▶ **Task requirements**
Set out every line bearing the string "Earned".

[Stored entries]
------------------------------------------------------------------------

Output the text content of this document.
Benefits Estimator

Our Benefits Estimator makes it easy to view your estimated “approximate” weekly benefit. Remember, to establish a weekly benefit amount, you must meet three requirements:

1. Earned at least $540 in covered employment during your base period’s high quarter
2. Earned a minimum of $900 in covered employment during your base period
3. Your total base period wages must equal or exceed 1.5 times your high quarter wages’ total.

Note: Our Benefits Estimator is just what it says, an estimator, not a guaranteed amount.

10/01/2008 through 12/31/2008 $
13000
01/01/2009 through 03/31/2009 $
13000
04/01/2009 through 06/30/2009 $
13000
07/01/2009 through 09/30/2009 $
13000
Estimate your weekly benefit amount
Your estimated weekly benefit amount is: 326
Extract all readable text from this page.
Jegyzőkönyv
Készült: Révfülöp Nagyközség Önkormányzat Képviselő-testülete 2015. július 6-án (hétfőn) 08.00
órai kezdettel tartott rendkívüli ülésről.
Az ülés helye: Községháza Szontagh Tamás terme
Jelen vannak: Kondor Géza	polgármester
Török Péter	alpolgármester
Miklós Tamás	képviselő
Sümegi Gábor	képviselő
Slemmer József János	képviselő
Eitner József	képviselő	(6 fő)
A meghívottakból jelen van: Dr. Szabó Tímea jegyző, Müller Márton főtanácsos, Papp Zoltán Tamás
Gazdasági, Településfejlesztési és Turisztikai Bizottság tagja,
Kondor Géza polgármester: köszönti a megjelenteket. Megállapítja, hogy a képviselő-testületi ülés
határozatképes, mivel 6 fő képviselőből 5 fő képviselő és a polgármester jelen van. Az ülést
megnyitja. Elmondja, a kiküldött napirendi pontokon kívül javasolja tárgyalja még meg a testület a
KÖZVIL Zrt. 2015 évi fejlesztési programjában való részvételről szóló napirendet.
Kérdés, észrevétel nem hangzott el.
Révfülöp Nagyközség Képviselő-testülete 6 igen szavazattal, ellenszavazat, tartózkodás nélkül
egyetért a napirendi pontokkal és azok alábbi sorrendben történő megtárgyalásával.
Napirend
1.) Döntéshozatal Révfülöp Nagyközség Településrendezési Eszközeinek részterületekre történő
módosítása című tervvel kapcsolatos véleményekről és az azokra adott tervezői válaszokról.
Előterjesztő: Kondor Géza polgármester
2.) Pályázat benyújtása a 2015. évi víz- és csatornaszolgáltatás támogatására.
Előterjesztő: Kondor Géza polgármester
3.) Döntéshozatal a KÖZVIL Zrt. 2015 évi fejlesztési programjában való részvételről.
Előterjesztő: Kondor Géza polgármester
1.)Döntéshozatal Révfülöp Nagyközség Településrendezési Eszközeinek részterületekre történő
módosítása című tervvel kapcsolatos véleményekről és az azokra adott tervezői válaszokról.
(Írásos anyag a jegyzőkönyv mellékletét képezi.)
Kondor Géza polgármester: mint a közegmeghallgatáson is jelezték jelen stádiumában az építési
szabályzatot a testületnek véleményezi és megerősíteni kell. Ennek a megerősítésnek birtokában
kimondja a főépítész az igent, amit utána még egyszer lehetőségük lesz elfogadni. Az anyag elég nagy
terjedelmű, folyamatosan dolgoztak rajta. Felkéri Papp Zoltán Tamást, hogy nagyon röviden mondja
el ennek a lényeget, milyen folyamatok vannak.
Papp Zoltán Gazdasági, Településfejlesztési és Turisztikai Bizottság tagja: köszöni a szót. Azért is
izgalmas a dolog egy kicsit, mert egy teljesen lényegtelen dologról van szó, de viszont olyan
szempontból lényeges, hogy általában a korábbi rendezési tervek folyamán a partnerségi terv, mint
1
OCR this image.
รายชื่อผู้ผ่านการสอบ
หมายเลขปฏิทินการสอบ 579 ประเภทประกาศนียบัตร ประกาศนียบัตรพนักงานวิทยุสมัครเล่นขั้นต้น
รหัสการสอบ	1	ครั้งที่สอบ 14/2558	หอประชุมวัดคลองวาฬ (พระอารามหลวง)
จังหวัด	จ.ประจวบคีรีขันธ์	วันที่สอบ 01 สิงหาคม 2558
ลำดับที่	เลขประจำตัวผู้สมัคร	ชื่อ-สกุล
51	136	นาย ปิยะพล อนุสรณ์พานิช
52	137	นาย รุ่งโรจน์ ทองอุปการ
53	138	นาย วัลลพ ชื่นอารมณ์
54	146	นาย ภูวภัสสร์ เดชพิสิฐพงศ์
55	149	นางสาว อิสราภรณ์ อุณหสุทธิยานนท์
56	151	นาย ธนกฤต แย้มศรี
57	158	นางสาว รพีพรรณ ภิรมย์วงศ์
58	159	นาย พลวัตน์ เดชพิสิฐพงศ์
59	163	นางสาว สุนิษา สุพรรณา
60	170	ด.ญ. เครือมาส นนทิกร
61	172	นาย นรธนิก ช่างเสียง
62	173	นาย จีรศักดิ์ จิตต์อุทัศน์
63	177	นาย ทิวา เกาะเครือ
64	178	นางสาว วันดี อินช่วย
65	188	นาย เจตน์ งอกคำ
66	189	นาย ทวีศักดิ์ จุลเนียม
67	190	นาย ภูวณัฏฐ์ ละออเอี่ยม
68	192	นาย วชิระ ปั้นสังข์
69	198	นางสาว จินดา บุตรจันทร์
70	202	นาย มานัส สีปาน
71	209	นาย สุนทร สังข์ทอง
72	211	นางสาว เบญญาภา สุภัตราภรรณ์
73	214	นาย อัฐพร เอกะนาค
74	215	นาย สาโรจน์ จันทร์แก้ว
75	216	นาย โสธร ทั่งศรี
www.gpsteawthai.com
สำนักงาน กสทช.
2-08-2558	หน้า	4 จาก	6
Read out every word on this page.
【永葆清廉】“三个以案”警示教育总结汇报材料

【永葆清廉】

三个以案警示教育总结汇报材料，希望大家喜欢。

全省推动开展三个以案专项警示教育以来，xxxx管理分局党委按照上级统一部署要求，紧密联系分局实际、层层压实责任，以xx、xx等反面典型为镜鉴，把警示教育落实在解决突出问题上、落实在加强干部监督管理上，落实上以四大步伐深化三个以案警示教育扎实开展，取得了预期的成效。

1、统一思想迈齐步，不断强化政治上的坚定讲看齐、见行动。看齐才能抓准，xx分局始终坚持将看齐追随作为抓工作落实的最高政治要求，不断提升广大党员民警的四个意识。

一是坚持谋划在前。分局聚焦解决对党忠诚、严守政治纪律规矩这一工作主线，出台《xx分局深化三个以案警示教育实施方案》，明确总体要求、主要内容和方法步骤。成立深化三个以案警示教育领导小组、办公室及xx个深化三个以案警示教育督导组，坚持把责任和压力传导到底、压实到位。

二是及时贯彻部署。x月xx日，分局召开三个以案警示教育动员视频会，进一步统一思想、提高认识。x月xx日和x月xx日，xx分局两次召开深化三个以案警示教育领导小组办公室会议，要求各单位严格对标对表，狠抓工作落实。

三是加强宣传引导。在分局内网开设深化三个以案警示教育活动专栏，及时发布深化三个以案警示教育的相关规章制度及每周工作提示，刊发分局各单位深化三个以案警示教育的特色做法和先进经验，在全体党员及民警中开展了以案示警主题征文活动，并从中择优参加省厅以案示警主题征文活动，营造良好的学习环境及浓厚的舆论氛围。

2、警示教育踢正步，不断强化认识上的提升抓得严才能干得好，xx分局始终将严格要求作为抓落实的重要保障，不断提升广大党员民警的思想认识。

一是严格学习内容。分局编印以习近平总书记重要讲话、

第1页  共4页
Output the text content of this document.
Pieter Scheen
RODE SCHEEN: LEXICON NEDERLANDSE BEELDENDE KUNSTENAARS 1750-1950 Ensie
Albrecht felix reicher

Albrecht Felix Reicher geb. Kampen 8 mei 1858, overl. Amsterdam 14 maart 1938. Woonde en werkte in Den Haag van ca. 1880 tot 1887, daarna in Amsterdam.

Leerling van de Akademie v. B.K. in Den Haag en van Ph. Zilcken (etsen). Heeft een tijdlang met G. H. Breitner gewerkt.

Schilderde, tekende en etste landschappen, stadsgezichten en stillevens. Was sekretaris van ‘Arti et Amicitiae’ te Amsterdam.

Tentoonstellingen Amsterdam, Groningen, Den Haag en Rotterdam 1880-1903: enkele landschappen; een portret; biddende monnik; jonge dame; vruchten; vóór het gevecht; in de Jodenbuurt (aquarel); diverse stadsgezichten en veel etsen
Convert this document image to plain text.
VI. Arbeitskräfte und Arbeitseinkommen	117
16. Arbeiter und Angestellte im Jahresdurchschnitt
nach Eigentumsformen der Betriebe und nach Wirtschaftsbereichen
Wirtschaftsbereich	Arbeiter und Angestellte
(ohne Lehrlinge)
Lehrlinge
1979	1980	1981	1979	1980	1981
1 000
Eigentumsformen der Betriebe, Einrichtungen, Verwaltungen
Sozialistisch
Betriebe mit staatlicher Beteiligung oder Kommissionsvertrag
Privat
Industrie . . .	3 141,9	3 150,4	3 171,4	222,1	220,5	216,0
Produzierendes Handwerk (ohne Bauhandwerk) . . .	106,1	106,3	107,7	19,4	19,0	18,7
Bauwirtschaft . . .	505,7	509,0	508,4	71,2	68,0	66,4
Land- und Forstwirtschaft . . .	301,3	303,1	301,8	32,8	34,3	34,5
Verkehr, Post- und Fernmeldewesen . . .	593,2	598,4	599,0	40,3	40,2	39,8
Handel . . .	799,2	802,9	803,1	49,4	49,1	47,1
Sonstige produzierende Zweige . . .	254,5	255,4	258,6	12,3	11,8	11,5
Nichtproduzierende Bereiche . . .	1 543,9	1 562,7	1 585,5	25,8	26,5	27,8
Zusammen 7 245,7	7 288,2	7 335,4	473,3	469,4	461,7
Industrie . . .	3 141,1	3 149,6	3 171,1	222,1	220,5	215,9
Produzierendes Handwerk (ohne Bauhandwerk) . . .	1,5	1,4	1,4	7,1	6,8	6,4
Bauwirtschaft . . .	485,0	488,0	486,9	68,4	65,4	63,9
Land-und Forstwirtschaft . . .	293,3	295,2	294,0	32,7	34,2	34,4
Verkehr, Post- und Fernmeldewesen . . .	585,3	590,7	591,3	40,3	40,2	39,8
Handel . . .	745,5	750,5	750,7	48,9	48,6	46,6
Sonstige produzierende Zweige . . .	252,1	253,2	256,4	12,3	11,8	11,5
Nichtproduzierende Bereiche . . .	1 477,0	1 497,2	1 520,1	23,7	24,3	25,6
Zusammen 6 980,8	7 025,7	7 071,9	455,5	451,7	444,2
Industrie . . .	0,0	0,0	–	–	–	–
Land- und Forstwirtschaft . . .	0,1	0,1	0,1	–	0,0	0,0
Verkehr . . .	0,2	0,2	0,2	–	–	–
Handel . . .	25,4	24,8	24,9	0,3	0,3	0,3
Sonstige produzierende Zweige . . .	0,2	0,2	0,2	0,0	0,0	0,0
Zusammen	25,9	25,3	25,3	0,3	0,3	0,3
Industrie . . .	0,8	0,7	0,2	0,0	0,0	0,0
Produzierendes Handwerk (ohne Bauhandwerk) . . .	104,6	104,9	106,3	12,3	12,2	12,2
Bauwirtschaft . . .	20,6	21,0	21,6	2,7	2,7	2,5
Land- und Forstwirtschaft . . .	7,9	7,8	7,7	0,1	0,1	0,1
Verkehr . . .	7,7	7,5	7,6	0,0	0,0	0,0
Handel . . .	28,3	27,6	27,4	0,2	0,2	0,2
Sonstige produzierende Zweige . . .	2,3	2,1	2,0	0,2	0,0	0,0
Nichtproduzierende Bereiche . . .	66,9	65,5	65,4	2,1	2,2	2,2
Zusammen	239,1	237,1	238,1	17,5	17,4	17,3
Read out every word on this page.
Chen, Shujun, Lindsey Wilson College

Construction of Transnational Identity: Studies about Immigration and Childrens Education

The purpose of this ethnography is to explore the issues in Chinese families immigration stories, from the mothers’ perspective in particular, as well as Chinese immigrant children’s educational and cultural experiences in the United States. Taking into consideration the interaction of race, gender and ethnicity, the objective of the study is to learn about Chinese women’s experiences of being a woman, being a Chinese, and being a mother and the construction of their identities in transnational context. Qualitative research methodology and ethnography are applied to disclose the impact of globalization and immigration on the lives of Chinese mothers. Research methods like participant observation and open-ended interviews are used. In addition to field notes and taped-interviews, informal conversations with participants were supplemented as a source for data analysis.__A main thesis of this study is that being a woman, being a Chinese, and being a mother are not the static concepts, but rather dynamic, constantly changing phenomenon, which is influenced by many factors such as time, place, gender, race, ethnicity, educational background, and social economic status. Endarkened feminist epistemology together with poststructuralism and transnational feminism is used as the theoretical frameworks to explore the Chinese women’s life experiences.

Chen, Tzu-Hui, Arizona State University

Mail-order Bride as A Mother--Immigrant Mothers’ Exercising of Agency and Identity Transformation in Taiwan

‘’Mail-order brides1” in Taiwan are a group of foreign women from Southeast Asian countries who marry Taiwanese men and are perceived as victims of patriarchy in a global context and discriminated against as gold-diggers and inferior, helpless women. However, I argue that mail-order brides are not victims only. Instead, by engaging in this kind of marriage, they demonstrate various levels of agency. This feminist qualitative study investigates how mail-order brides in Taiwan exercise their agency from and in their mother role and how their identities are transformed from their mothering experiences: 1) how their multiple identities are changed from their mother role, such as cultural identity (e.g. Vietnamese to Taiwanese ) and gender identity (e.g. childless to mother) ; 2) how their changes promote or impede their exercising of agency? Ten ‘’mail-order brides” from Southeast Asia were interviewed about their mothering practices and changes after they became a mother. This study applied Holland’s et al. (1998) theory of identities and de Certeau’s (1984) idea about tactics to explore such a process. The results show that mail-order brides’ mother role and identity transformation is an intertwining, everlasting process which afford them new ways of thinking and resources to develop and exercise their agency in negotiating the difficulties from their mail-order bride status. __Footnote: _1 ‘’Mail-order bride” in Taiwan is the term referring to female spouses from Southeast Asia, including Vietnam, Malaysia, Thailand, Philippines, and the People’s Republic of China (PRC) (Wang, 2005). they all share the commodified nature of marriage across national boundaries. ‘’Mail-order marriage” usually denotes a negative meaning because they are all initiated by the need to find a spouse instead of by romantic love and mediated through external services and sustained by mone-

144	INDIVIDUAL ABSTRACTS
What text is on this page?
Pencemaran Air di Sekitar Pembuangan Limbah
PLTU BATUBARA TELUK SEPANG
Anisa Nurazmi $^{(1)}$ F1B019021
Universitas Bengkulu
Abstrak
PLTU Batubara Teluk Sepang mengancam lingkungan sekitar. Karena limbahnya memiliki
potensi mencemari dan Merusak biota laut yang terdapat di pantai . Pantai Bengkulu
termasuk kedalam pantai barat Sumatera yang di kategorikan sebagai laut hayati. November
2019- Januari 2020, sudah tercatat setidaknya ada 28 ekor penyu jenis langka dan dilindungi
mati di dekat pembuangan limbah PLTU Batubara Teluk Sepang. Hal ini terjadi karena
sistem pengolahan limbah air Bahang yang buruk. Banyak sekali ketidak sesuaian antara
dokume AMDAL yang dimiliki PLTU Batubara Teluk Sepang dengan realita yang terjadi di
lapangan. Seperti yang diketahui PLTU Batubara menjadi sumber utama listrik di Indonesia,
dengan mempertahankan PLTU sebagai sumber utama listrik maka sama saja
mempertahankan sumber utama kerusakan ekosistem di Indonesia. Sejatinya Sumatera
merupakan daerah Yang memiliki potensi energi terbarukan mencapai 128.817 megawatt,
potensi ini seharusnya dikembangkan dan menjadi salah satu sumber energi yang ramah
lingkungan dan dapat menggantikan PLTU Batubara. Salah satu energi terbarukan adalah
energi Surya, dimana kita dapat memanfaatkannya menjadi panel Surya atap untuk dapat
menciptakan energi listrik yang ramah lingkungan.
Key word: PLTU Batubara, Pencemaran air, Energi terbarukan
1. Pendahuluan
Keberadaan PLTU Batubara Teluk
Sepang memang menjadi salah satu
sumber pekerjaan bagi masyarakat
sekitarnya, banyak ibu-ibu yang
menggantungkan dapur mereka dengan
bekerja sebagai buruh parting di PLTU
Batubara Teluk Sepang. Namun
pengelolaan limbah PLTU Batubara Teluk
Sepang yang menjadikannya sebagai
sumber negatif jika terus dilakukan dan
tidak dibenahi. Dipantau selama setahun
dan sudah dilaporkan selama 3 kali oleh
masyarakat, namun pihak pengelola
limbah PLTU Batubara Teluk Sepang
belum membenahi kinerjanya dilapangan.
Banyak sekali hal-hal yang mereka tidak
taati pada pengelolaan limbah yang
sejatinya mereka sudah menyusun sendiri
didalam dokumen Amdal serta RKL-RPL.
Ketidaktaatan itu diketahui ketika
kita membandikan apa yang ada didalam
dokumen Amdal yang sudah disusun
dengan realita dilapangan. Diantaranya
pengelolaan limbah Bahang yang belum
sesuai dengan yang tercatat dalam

------------------------------------------------------------------------

▶ **Correct response**
1. Earned at least $540 in covered employment during your base period’s high quarter
2. Earned a minimum of $900 in covered employment during your base period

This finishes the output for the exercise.